Task goal. In the listing below, locate the line with "Convert this screenshot" and the line with "Extract the structured", then output both and everything between them exactly, minus any pictures.
--- begin Records provided ---
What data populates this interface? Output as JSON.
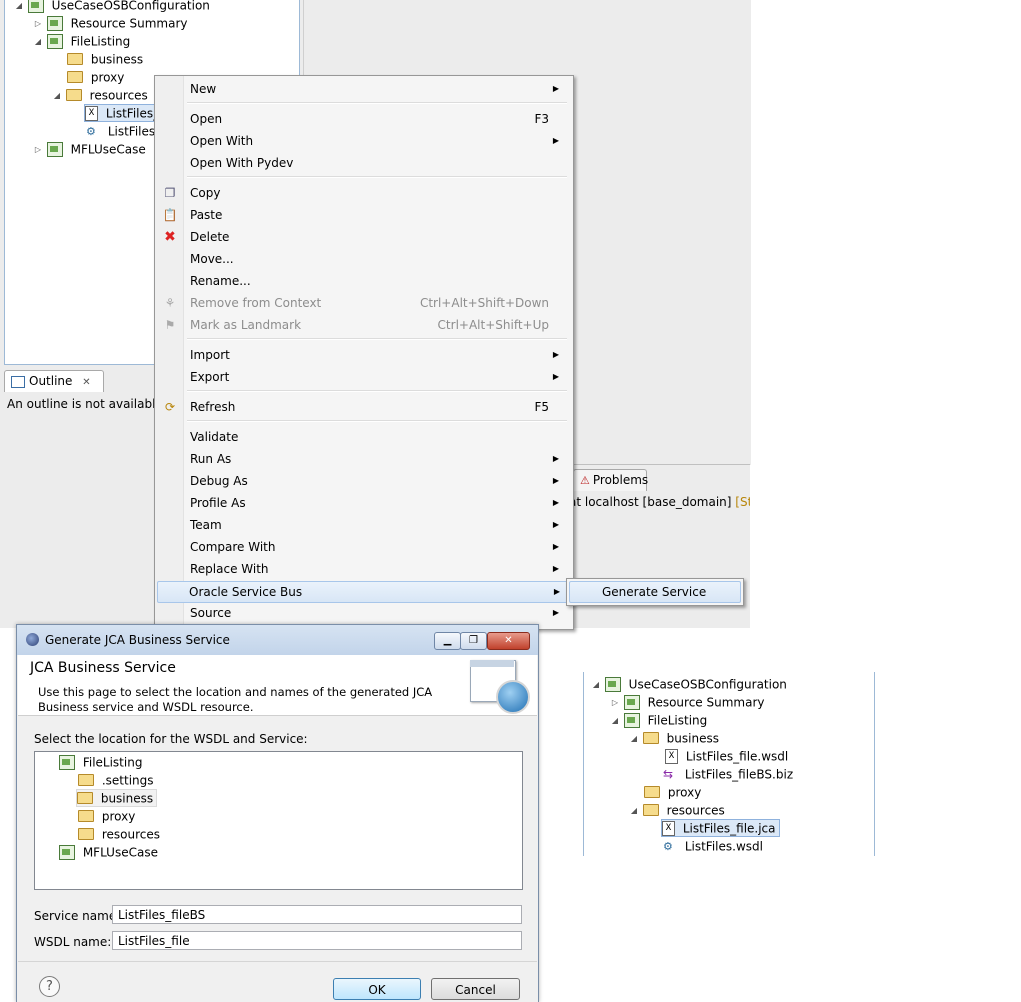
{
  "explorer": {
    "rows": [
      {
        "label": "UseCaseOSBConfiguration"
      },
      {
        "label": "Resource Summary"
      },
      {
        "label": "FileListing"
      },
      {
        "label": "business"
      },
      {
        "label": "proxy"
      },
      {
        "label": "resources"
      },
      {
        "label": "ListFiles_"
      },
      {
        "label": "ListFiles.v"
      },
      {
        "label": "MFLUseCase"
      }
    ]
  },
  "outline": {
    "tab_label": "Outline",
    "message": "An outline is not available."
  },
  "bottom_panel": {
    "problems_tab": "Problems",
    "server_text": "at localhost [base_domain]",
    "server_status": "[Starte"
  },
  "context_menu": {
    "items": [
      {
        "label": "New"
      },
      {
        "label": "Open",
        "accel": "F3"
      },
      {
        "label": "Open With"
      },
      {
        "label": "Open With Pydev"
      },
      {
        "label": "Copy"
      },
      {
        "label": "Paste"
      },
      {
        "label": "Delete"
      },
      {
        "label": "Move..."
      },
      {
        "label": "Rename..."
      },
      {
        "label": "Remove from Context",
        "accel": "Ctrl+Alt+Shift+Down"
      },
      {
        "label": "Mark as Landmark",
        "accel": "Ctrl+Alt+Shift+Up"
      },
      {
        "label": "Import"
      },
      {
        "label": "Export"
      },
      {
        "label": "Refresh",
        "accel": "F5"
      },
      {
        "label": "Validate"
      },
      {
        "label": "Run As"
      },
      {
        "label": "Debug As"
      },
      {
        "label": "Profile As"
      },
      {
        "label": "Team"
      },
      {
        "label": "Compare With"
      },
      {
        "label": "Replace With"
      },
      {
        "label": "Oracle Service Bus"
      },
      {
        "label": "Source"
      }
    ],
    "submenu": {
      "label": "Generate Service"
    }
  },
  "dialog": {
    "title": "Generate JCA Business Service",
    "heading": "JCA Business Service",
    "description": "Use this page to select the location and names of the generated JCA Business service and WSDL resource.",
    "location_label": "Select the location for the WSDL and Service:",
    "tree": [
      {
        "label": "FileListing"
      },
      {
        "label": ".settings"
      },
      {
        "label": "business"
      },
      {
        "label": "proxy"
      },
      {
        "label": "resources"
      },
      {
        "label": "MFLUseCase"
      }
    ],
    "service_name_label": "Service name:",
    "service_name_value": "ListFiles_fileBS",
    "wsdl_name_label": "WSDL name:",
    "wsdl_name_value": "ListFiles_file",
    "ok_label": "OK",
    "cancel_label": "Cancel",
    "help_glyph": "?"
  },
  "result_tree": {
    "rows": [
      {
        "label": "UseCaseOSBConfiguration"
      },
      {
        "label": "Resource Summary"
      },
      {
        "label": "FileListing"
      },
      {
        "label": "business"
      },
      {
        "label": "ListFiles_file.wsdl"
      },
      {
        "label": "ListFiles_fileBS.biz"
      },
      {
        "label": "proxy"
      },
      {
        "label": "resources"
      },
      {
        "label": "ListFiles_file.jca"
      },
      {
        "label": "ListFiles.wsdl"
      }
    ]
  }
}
--- end Records provided ---
--- begin Records provided ---
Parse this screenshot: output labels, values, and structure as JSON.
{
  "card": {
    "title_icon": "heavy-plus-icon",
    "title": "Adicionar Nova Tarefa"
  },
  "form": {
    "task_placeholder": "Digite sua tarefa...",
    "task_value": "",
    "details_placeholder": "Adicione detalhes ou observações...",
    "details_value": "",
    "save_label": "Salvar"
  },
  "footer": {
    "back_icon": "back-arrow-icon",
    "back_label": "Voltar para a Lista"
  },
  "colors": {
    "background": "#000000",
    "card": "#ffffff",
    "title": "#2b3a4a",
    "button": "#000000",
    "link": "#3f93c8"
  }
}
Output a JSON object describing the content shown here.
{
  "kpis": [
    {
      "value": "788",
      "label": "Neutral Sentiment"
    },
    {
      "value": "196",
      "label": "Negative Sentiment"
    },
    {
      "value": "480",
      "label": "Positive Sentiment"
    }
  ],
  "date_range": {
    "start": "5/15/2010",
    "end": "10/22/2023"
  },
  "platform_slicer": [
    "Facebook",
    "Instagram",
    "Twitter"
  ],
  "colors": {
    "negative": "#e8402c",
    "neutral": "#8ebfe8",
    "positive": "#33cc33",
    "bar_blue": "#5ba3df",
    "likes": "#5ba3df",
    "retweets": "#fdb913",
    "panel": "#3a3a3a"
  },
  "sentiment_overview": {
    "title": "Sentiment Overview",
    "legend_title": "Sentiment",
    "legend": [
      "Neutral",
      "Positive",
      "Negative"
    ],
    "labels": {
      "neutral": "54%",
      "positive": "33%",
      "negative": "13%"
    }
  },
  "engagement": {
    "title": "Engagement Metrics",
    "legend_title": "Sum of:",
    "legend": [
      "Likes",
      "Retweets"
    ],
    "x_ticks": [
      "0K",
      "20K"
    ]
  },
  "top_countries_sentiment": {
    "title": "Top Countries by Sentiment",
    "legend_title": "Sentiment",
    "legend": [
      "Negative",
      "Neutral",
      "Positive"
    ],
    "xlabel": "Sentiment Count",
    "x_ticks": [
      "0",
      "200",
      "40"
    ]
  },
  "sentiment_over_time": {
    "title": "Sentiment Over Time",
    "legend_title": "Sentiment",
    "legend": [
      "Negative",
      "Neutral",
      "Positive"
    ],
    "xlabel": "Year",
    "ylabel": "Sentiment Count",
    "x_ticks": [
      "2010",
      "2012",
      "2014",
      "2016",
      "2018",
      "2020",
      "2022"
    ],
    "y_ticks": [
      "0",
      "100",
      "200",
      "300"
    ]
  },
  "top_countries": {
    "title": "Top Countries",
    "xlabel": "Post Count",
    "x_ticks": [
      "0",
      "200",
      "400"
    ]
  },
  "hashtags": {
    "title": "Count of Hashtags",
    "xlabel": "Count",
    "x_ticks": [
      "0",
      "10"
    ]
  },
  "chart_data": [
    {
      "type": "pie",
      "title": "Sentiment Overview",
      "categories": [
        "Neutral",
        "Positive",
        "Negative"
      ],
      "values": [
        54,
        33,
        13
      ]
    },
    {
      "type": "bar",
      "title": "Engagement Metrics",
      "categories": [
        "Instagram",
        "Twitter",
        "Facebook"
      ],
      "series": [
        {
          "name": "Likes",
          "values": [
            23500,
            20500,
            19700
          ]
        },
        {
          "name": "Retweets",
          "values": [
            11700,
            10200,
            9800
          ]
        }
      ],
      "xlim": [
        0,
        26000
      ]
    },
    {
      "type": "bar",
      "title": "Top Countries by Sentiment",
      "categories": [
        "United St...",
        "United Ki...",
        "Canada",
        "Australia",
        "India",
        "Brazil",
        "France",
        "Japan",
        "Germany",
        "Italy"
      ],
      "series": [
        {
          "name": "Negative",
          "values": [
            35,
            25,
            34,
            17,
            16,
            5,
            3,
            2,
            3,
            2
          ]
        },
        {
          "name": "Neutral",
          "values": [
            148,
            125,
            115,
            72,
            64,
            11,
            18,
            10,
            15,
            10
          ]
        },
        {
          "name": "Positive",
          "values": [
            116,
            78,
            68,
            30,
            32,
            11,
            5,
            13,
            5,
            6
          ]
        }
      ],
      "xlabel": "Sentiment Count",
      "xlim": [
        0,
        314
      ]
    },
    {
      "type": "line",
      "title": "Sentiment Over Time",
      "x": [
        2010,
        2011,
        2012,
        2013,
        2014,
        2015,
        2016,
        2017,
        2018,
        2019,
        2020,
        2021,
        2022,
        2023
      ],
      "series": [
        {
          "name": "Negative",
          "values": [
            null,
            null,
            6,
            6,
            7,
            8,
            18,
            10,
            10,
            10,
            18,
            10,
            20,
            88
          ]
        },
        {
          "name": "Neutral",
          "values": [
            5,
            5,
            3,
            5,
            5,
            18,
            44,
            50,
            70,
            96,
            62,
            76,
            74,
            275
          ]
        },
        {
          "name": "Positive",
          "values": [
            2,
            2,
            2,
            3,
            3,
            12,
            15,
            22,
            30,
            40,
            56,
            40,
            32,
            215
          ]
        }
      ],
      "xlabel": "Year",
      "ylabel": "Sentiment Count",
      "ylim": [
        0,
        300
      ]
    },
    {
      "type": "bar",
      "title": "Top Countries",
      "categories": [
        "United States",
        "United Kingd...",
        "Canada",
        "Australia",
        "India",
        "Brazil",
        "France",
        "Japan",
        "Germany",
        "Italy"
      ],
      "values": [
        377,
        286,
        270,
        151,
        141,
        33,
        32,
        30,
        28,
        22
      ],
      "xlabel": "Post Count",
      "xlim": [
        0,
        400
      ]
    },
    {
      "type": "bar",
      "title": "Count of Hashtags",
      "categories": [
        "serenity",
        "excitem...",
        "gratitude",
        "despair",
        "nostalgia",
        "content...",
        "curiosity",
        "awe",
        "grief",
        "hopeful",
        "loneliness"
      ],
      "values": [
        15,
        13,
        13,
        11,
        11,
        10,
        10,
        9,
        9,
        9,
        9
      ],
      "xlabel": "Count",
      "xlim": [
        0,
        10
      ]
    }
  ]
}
--- end Records provided ---
--- begin Records provided ---
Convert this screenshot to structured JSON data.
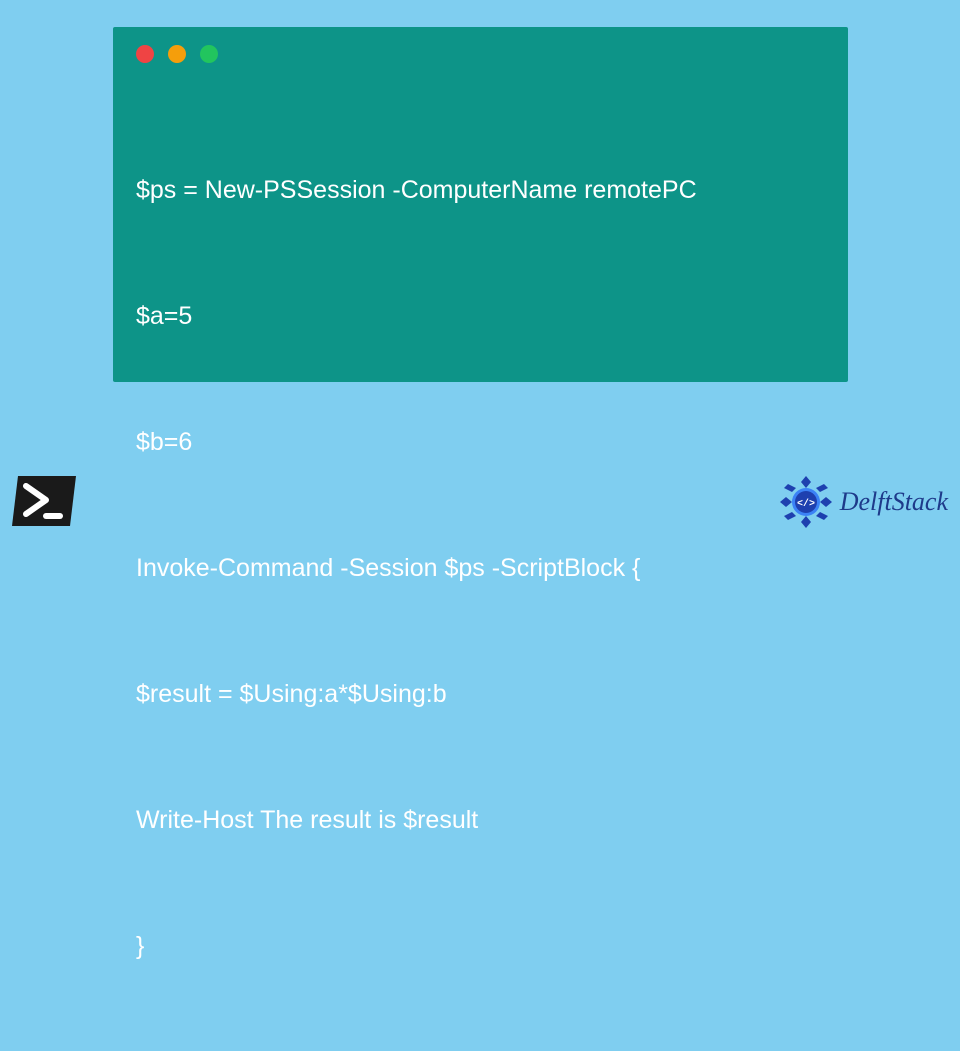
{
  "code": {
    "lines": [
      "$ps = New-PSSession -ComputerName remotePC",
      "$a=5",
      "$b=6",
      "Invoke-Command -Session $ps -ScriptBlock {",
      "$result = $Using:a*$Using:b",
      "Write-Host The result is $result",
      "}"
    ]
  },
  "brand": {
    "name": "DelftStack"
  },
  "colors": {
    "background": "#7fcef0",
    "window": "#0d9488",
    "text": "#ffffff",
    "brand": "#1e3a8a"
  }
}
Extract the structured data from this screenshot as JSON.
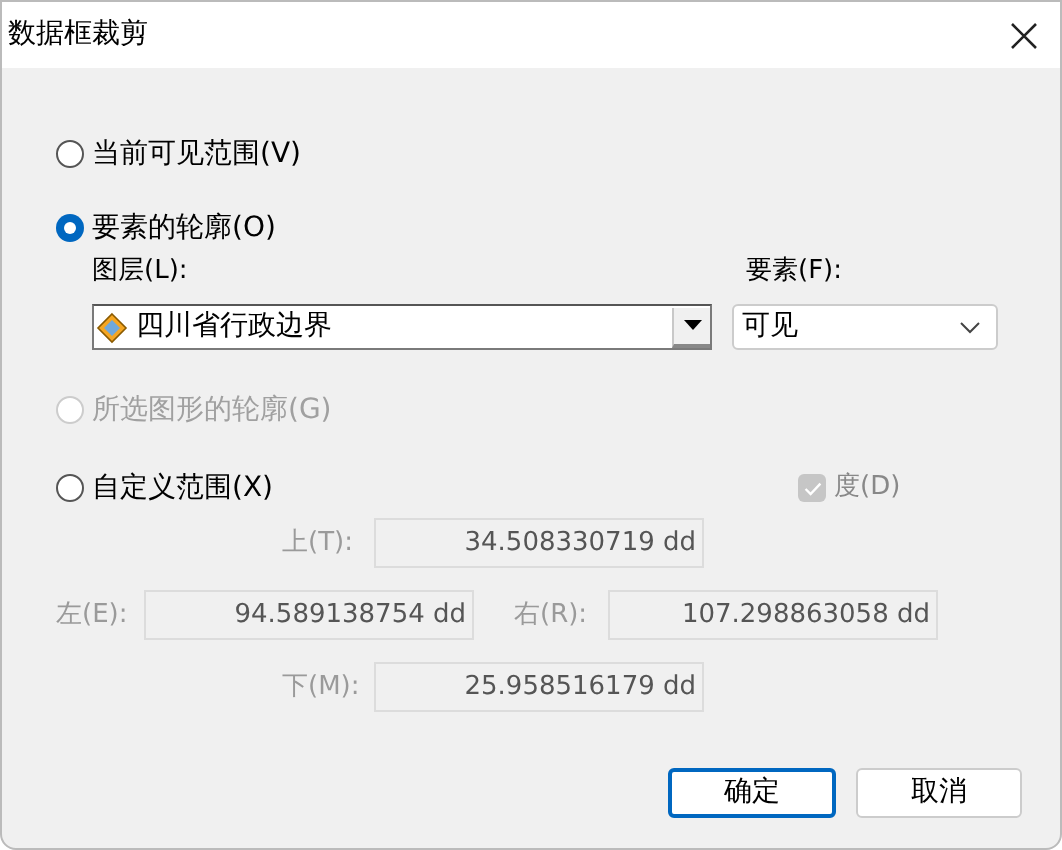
--- end Records provided ---
Exercise output.
Convert this screenshot to structured JSON data.
{
  "code": {
    "lines": [
      "$ps = New-PSSession -ComputerName remotePC",
      "$a=5",
      "$b=6",
      "Invoke-Command -Session $ps -ScriptBlock {",
      "$result = $Using:a*$Using:b",
      "Write-Host The result is $result",
      "}"
    ]
  },
  "brand": {
    "name": "DelftStack"
  },
  "colors": {
    "background": "#7fcef0",
    "window": "#0d9488",
    "text": "#ffffff",
    "brand": "#1e3a8a"
  }
}
Extract the structured data from this screenshot as JSON.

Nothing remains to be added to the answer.